Begin Data to process

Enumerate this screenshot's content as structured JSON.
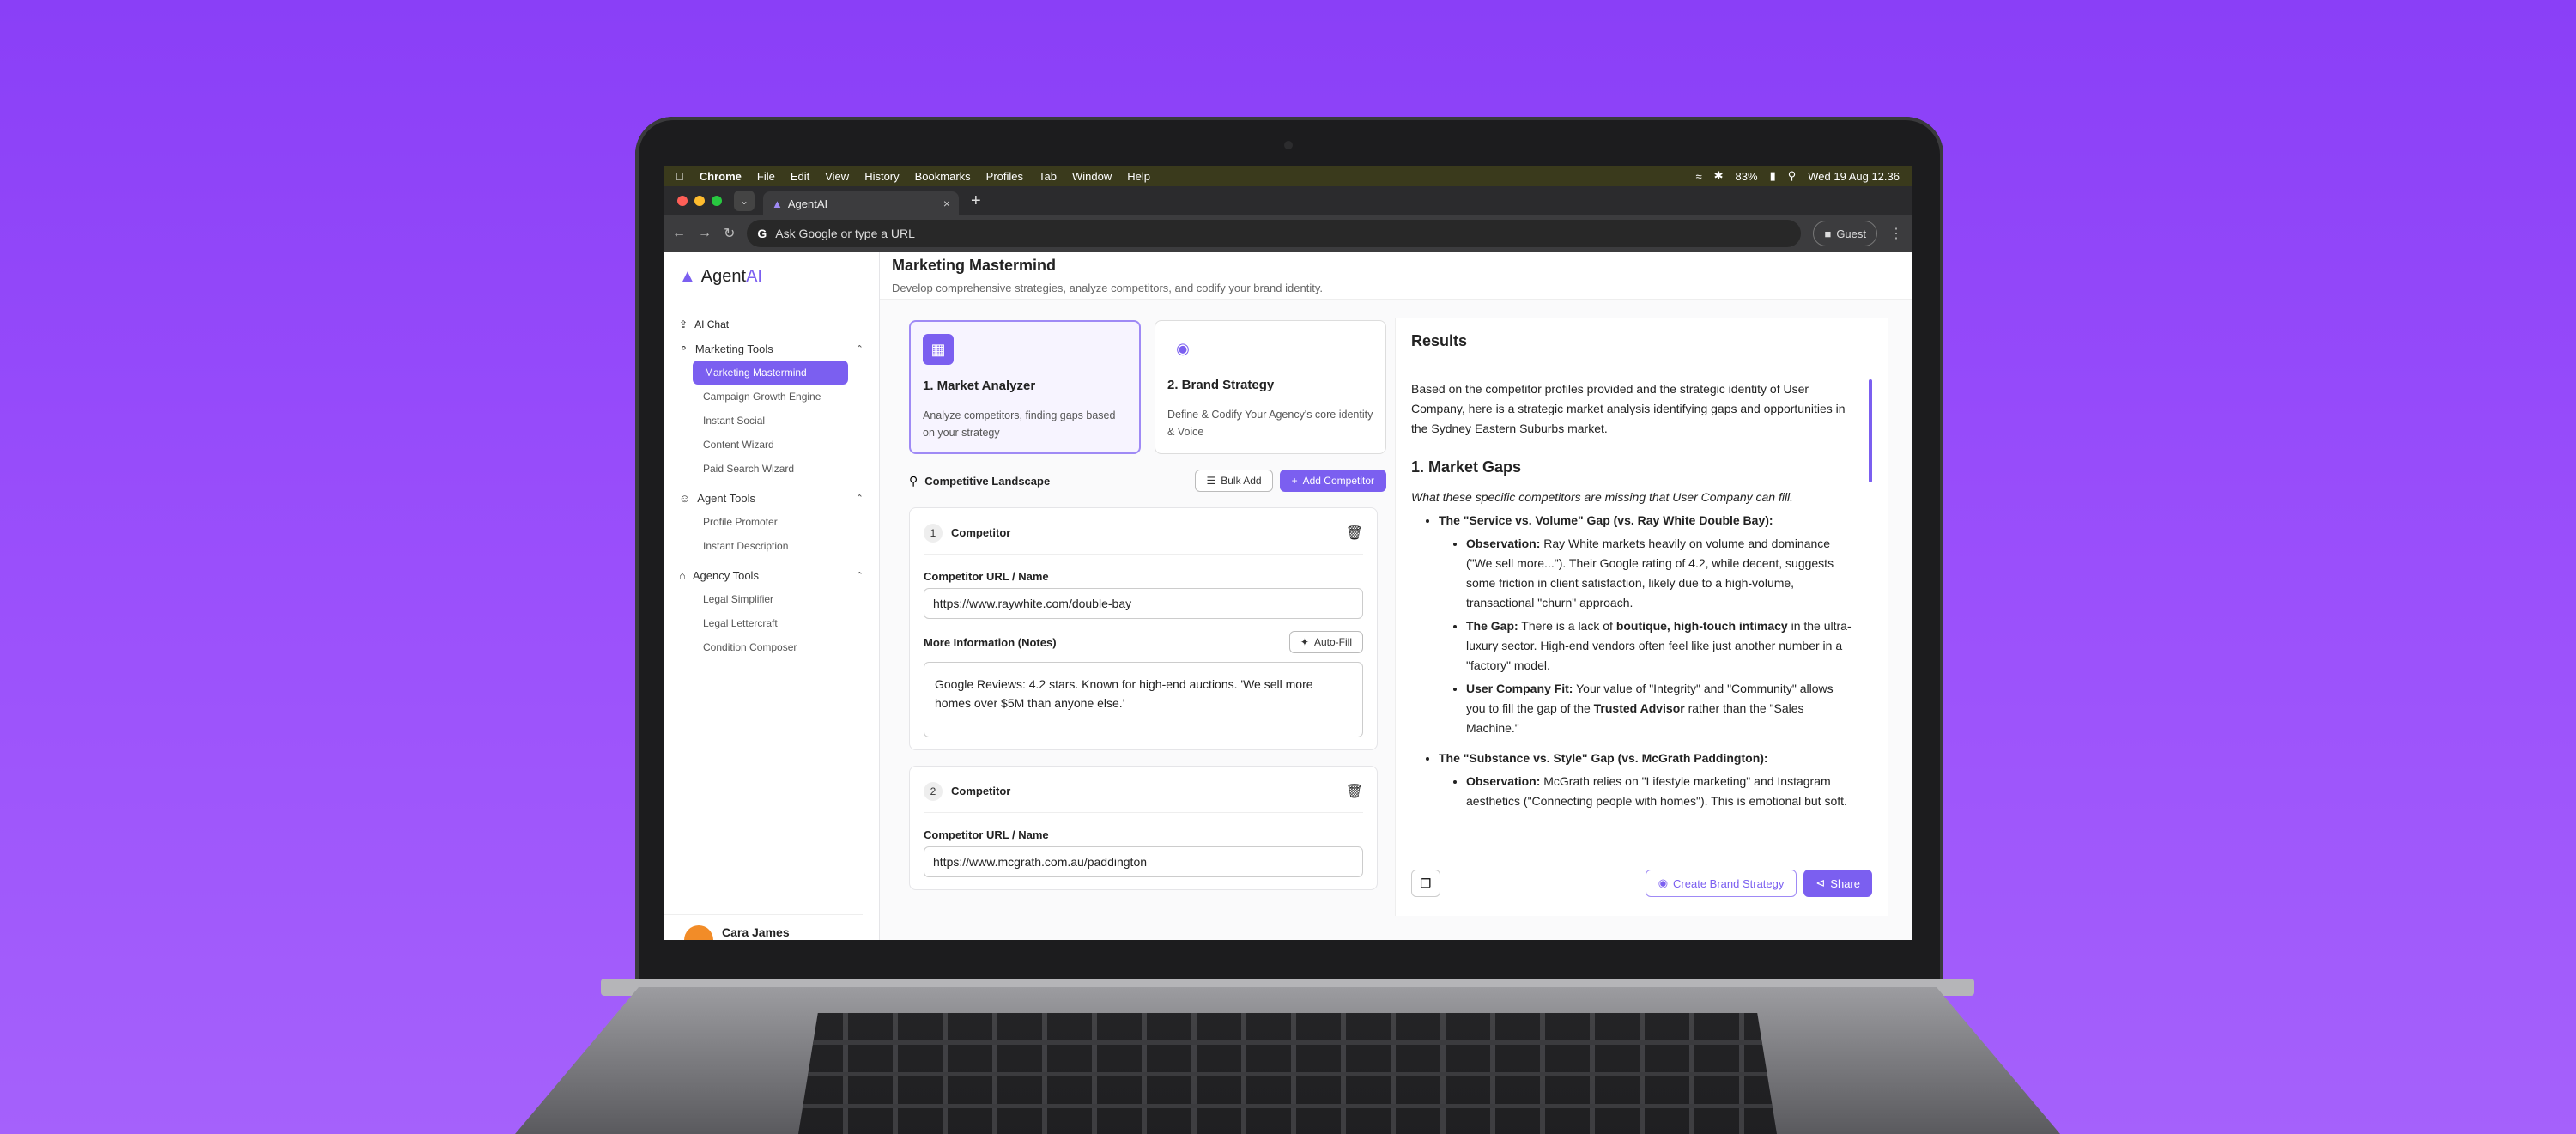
{
  "menubar": {
    "app": "Chrome",
    "items": [
      "File",
      "Edit",
      "View",
      "History",
      "Bookmarks",
      "Profiles",
      "Tab",
      "Window",
      "Help"
    ],
    "battery": "83%",
    "datetime": "Wed 19 Aug  12.36"
  },
  "browser": {
    "tab_title": "AgentAI",
    "omnibox_placeholder": "Ask Google or type a URL",
    "profile": "Guest"
  },
  "sidebar": {
    "logo_main": "Agent",
    "logo_ai": "AI",
    "top_item": "AI Chat",
    "groups": [
      {
        "label": "Marketing Tools",
        "items": [
          "Marketing Mastermind",
          "Campaign Growth Engine",
          "Instant Social",
          "Content Wizard",
          "Paid Search Wizard"
        ]
      },
      {
        "label": "Agent Tools",
        "items": [
          "Profile Promoter",
          "Instant Description"
        ]
      },
      {
        "label": "Agency Tools",
        "items": [
          "Legal Simplifier",
          "Legal Lettercraft",
          "Condition Composer"
        ]
      }
    ],
    "user_name": "Cara James"
  },
  "header": {
    "title": "Marketing Mastermind",
    "subtitle": "Develop comprehensive strategies, analyze competitors, and codify your brand identity."
  },
  "cards": [
    {
      "title": "1. Market Analyzer",
      "desc": "Analyze competitors, finding gaps based on your strategy"
    },
    {
      "title": "2. Brand Strategy",
      "desc": "Define & Codify Your Agency's core identity & Voice"
    }
  ],
  "landscape": {
    "title": "Competitive Landscape",
    "bulk_add": "Bulk Add",
    "add_competitor": "Add Competitor"
  },
  "competitors": [
    {
      "num": "1",
      "label": "Competitor",
      "url_label": "Competitor URL / Name",
      "url": "https://www.raywhite.com/double-bay",
      "notes_label": "More Information (Notes)",
      "autofill": "Auto-Fill",
      "notes": "Google Reviews: 4.2 stars. Known for high-end auctions. 'We sell more homes over $5M than anyone else.'"
    },
    {
      "num": "2",
      "label": "Competitor",
      "url_label": "Competitor URL / Name",
      "url": "https://www.mcgrath.com.au/paddington"
    }
  ],
  "results": {
    "title": "Results",
    "intro": "Based on the competitor profiles provided and the strategic identity of User Company, here is a strategic market analysis identifying gaps and opportunities in the Sydney Eastern Suburbs market.",
    "section_title": "1. Market Gaps",
    "section_lead": "What these specific competitors are missing that User Company can fill.",
    "gap1_title": "The \"Service vs. Volume\" Gap (vs. Ray White Double Bay):",
    "obs_label": "Observation:",
    "gap1_obs": " Ray White markets heavily on volume and dominance (\"We sell more...\"). Their Google rating of 4.2, while decent, suggests some friction in client satisfaction, likely due to a high-volume, transactional \"churn\" approach.",
    "gap_label": "The Gap:",
    "gap1_gap_a": " There is a lack of ",
    "gap1_gap_b": "boutique, high-touch intimacy",
    "gap1_gap_c": " in the ultra-luxury sector. High-end vendors often feel like just another number in a \"factory\" model.",
    "fit_label": "User Company Fit:",
    "gap1_fit_a": " Your value of \"Integrity\" and \"Community\" allows you to fill the gap of the ",
    "gap1_fit_b": "Trusted Advisor",
    "gap1_fit_c": " rather than the \"Sales Machine.\"",
    "gap2_title": "The \"Substance vs. Style\" Gap (vs. McGrath Paddington):",
    "gap2_obs": " McGrath relies on \"Lifestyle marketing\" and Instagram aesthetics (\"Connecting people with homes\"). This is emotional but soft.",
    "create_brand": "Create Brand Strategy",
    "share": "Share"
  }
}
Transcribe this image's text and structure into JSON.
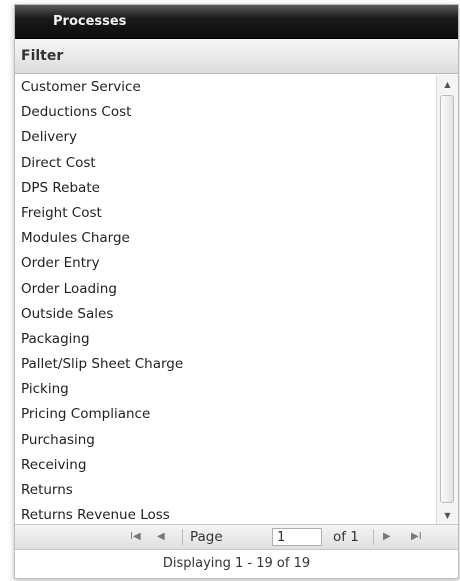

End Data to process

# [Stated task]
The records above must be echoed exactly, minus their pictures.

# [Solution below]
Enumerate this screenshot's content as structured JSON.
{
  "menubar": {
    "app": "Chrome",
    "items": [
      "File",
      "Edit",
      "View",
      "History",
      "Bookmarks",
      "Profiles",
      "Tab",
      "Window",
      "Help"
    ],
    "battery": "83%",
    "datetime": "Wed 19 Aug  12.36"
  },
  "browser": {
    "tab_title": "AgentAI",
    "omnibox_placeholder": "Ask Google or type a URL",
    "profile": "Guest"
  },
  "sidebar": {
    "logo_main": "Agent",
    "logo_ai": "AI",
    "top_item": "AI Chat",
    "groups": [
      {
        "label": "Marketing Tools",
        "items": [
          "Marketing Mastermind",
          "Campaign Growth Engine",
          "Instant Social",
          "Content Wizard",
          "Paid Search Wizard"
        ]
      },
      {
        "label": "Agent Tools",
        "items": [
          "Profile Promoter",
          "Instant Description"
        ]
      },
      {
        "label": "Agency Tools",
        "items": [
          "Legal Simplifier",
          "Legal Lettercraft",
          "Condition Composer"
        ]
      }
    ],
    "user_name": "Cara James"
  },
  "header": {
    "title": "Marketing Mastermind",
    "subtitle": "Develop comprehensive strategies, analyze competitors, and codify your brand identity."
  },
  "cards": [
    {
      "title": "1. Market Analyzer",
      "desc": "Analyze competitors, finding gaps based on your strategy"
    },
    {
      "title": "2. Brand Strategy",
      "desc": "Define & Codify Your Agency's core identity & Voice"
    }
  ],
  "landscape": {
    "title": "Competitive Landscape",
    "bulk_add": "Bulk Add",
    "add_competitor": "Add Competitor"
  },
  "competitors": [
    {
      "num": "1",
      "label": "Competitor",
      "url_label": "Competitor URL / Name",
      "url": "https://www.raywhite.com/double-bay",
      "notes_label": "More Information (Notes)",
      "autofill": "Auto-Fill",
      "notes": "Google Reviews: 4.2 stars. Known for high-end auctions. 'We sell more homes over $5M than anyone else.'"
    },
    {
      "num": "2",
      "label": "Competitor",
      "url_label": "Competitor URL / Name",
      "url": "https://www.mcgrath.com.au/paddington"
    }
  ],
  "results": {
    "title": "Results",
    "intro": "Based on the competitor profiles provided and the strategic identity of User Company, here is a strategic market analysis identifying gaps and opportunities in the Sydney Eastern Suburbs market.",
    "section_title": "1. Market Gaps",
    "section_lead": "What these specific competitors are missing that User Company can fill.",
    "gap1_title": "The \"Service vs. Volume\" Gap (vs. Ray White Double Bay):",
    "obs_label": "Observation:",
    "gap1_obs": " Ray White markets heavily on volume and dominance (\"We sell more...\"). Their Google rating of 4.2, while decent, suggests some friction in client satisfaction, likely due to a high-volume, transactional \"churn\" approach.",
    "gap_label": "The Gap:",
    "gap1_gap_a": " There is a lack of ",
    "gap1_gap_b": "boutique, high-touch intimacy",
    "gap1_gap_c": " in the ultra-luxury sector. High-end vendors often feel like just another number in a \"factory\" model.",
    "fit_label": "User Company Fit:",
    "gap1_fit_a": " Your value of \"Integrity\" and \"Community\" allows you to fill the gap of the ",
    "gap1_fit_b": "Trusted Advisor",
    "gap1_fit_c": " rather than the \"Sales Machine.\"",
    "gap2_title": "The \"Substance vs. Style\" Gap (vs. McGrath Paddington):",
    "gap2_obs": " McGrath relies on \"Lifestyle marketing\" and Instagram aesthetics (\"Connecting people with homes\"). This is emotional but soft.",
    "create_brand": "Create Brand Strategy",
    "share": "Share"
  }
}
Transcribe this image's text and structure into JSON.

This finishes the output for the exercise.